• WHAT TO PRODUCE: Lines that contain the string "background" are to be copied; leave out all others.
━━ DATA FOR THIS EXERCISE
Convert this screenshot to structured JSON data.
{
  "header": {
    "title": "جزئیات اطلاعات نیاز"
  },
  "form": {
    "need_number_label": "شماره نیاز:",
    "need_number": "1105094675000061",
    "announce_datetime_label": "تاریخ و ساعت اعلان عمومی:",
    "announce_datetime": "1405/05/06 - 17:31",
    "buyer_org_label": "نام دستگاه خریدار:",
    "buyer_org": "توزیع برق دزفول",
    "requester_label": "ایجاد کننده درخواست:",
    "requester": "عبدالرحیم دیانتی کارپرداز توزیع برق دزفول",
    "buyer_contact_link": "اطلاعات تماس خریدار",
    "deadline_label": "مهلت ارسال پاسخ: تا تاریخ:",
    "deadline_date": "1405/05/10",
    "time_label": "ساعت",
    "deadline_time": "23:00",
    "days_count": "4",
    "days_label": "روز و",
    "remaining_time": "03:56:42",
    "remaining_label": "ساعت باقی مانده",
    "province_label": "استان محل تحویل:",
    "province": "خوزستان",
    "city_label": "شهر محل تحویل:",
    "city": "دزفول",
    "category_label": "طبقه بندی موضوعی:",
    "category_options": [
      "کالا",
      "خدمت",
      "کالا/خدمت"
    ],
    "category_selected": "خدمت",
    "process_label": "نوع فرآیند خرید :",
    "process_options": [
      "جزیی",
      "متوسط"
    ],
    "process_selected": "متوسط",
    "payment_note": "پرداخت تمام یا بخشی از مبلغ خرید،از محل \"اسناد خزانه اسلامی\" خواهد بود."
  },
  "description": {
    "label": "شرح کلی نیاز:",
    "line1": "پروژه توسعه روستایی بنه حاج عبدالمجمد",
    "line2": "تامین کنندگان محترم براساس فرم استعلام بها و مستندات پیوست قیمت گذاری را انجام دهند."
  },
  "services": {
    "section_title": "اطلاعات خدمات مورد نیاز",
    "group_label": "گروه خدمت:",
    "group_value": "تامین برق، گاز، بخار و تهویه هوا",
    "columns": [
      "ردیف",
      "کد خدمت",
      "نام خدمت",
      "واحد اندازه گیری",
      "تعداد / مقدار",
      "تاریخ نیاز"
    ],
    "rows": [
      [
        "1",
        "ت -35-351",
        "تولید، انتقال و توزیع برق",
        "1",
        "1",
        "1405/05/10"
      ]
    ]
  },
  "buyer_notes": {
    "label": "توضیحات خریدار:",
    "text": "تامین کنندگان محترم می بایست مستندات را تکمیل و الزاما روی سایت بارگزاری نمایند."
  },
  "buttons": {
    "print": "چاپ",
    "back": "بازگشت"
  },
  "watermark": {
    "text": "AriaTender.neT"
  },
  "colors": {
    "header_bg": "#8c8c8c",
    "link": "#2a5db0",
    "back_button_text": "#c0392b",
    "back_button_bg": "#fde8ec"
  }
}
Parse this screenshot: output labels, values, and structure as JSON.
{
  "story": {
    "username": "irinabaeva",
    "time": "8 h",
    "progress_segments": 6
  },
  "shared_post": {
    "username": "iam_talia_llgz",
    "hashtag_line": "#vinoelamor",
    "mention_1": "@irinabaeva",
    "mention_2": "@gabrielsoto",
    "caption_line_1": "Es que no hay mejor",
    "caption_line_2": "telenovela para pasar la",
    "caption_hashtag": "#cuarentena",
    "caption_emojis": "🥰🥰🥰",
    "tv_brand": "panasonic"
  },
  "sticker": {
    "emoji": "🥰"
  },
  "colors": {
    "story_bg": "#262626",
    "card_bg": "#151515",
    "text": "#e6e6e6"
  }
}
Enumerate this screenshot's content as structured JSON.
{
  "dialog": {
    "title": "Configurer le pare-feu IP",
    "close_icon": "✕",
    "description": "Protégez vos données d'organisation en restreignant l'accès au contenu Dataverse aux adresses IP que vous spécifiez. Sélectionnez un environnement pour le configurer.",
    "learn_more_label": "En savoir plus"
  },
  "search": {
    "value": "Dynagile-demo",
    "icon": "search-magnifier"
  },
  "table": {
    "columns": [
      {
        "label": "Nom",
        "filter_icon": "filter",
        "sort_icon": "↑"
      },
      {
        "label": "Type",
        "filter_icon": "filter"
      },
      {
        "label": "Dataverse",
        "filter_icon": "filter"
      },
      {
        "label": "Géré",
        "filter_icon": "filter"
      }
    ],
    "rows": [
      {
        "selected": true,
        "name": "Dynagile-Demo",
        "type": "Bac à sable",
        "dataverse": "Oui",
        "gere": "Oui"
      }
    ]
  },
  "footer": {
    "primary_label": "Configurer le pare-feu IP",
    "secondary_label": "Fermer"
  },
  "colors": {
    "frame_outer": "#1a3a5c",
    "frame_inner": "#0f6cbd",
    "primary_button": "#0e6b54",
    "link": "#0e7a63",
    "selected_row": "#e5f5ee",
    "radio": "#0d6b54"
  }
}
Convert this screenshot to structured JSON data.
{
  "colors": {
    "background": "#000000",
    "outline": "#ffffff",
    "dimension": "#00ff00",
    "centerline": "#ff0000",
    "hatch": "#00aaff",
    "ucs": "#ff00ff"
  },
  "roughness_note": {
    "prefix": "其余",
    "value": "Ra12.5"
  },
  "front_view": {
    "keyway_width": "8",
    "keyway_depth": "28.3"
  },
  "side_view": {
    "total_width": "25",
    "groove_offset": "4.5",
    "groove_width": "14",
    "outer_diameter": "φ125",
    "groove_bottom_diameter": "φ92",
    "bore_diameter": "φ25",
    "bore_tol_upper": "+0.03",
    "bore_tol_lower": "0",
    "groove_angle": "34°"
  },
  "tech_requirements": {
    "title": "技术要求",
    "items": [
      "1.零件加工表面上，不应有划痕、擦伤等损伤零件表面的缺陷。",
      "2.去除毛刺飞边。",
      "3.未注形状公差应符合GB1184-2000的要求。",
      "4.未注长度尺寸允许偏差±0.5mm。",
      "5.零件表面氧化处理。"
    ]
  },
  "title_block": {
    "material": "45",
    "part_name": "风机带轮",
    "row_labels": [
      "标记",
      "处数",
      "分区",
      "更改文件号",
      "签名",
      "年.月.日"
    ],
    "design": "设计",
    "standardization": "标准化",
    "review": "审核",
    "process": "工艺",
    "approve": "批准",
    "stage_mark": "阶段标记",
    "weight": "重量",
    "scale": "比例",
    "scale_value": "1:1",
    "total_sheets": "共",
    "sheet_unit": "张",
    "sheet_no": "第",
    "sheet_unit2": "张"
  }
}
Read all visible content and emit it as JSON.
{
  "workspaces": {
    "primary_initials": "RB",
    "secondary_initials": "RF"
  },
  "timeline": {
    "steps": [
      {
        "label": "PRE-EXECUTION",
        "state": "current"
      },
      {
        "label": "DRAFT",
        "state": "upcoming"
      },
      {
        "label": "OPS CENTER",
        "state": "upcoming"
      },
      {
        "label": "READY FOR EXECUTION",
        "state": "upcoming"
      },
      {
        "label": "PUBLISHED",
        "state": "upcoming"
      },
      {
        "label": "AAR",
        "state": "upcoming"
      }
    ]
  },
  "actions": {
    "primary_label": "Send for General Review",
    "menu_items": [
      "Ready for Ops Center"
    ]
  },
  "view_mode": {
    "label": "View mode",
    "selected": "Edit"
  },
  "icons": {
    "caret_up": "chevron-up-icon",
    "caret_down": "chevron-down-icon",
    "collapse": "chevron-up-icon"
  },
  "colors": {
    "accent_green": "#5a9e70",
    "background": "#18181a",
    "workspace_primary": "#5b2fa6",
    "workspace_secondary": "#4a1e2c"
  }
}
━━━━
• EXERCISE SOLUTION:
    "background": "#000000",
    "background": "#18181a",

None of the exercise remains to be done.